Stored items
= = = =

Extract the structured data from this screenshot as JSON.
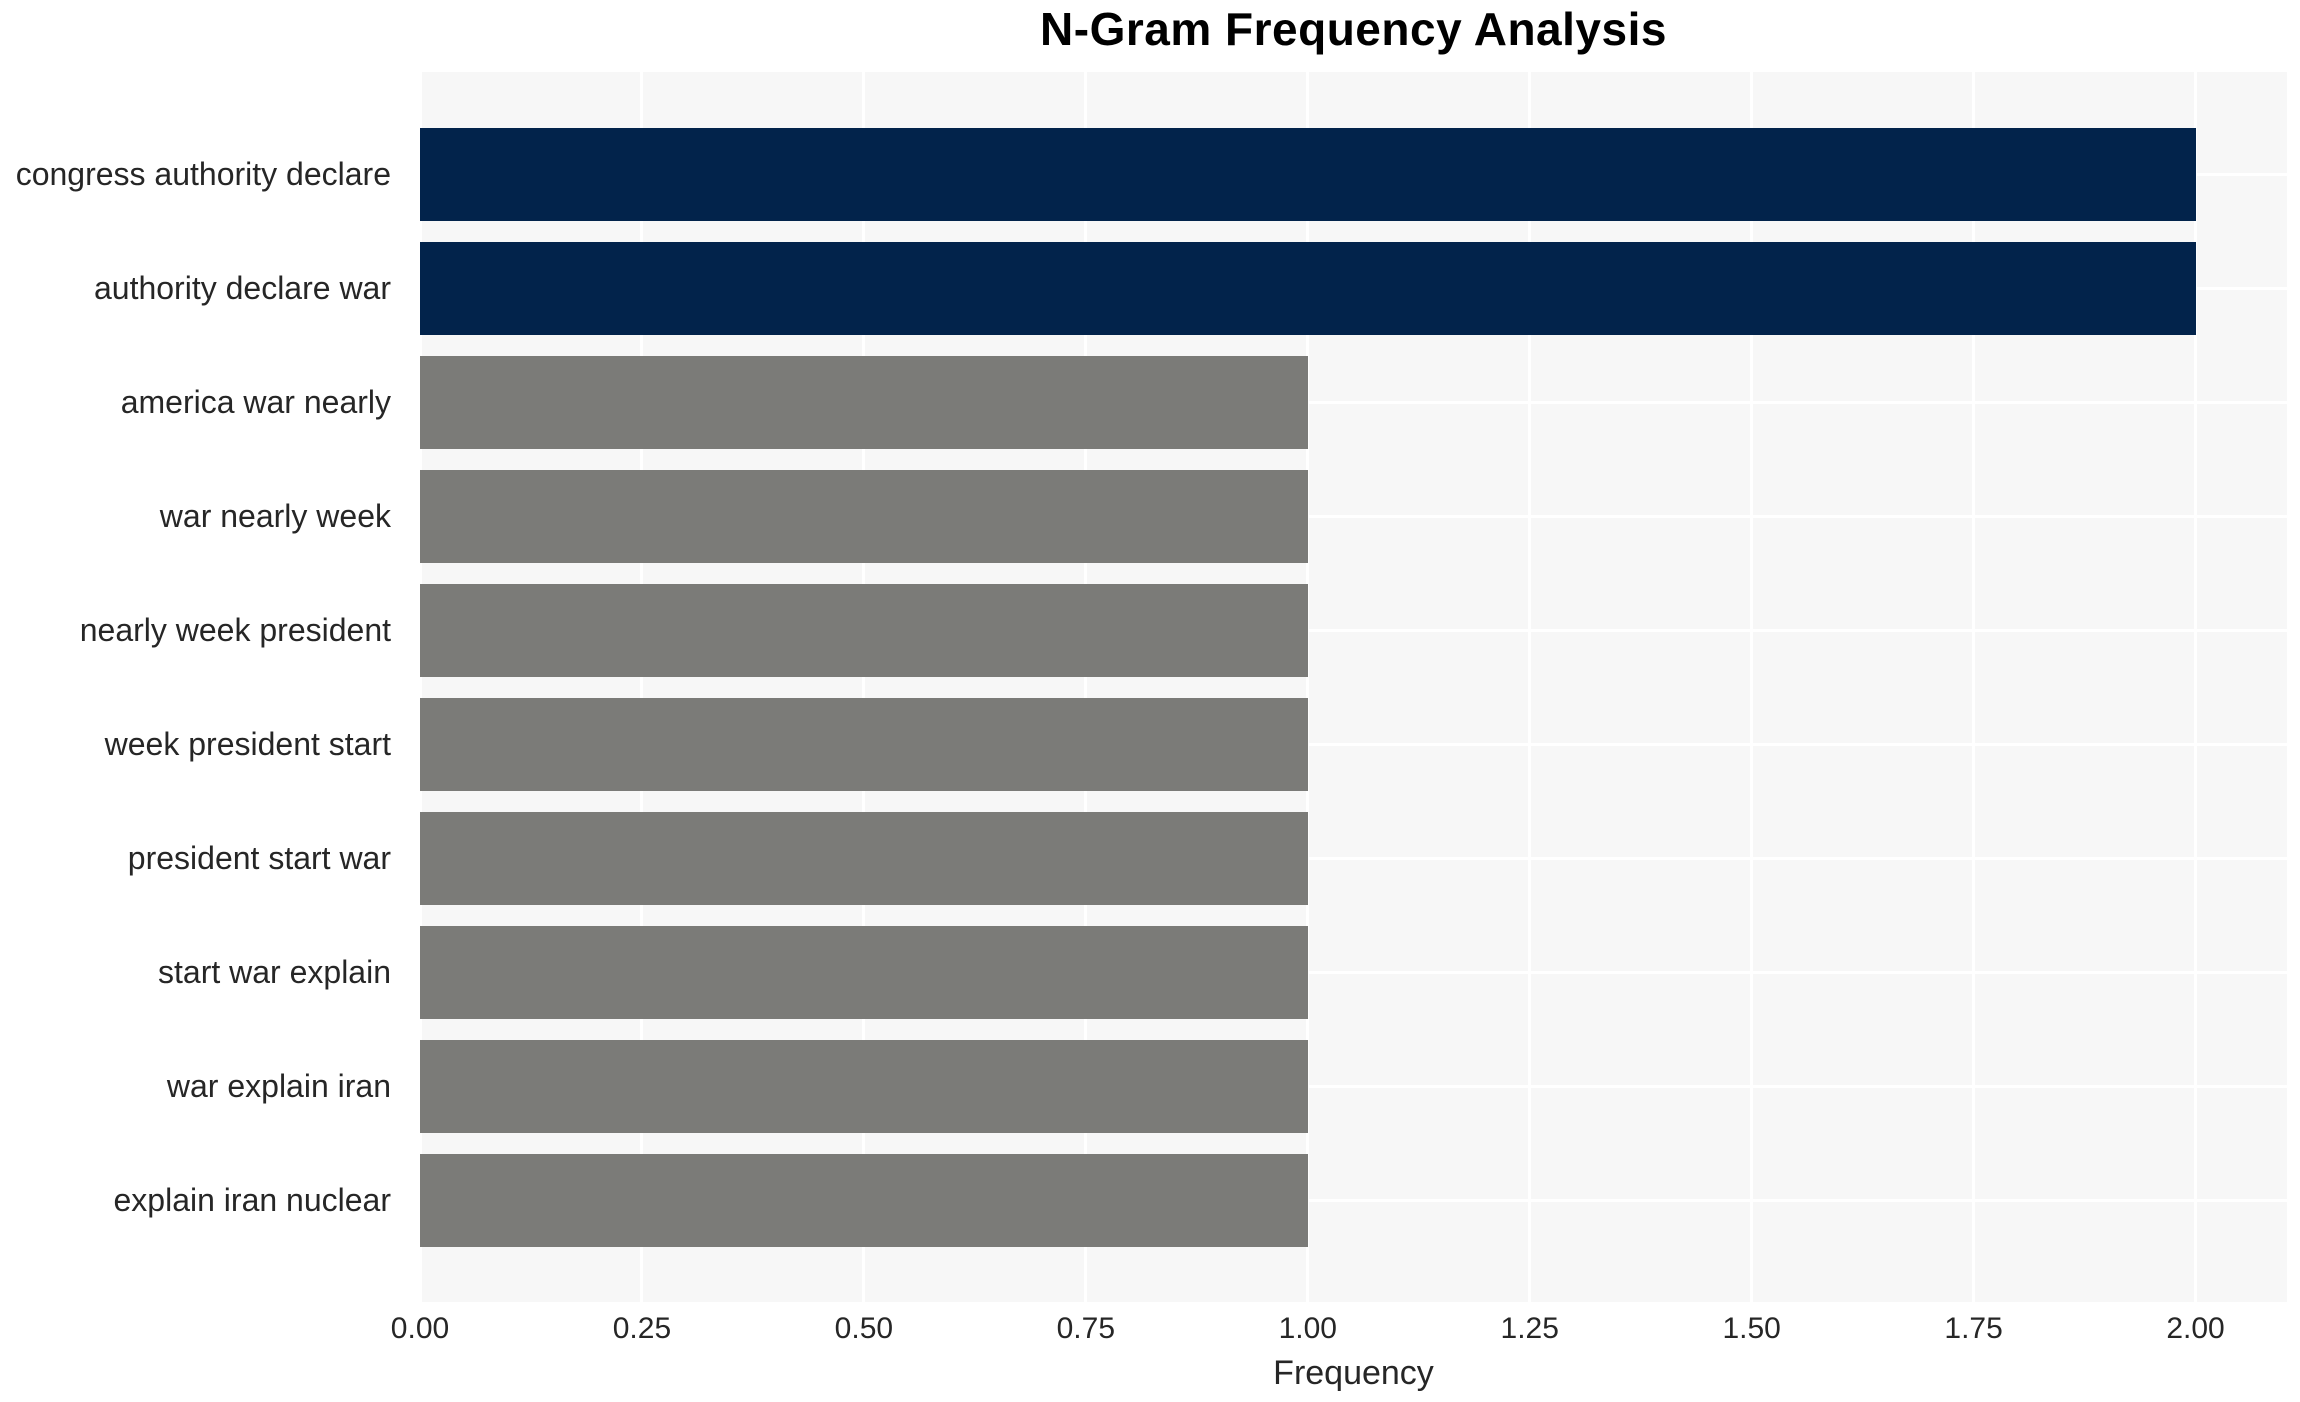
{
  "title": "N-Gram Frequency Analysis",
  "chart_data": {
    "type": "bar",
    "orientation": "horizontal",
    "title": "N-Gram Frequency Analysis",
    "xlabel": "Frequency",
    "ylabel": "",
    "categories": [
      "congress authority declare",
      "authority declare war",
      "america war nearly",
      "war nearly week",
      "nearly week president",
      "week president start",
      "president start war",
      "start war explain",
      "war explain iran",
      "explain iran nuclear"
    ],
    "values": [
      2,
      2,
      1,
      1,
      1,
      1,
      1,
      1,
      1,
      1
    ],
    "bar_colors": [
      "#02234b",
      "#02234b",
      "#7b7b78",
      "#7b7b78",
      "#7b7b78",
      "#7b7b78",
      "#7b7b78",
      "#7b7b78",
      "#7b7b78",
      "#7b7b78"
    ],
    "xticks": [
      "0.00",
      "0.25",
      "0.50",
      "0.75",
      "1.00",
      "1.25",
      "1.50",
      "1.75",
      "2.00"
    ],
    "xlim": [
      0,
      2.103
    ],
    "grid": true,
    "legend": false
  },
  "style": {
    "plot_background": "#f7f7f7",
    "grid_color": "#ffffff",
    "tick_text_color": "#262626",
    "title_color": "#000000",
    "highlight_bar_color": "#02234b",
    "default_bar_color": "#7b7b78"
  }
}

= = = =

(OBJECTIVE) Select from the material above each line in which the string "Analysis" appears, and list those lines.

(EXPECTED ANSWER)
  "title": "N-Gram Frequency Analysis",
    "title": "N-Gram Frequency Analysis",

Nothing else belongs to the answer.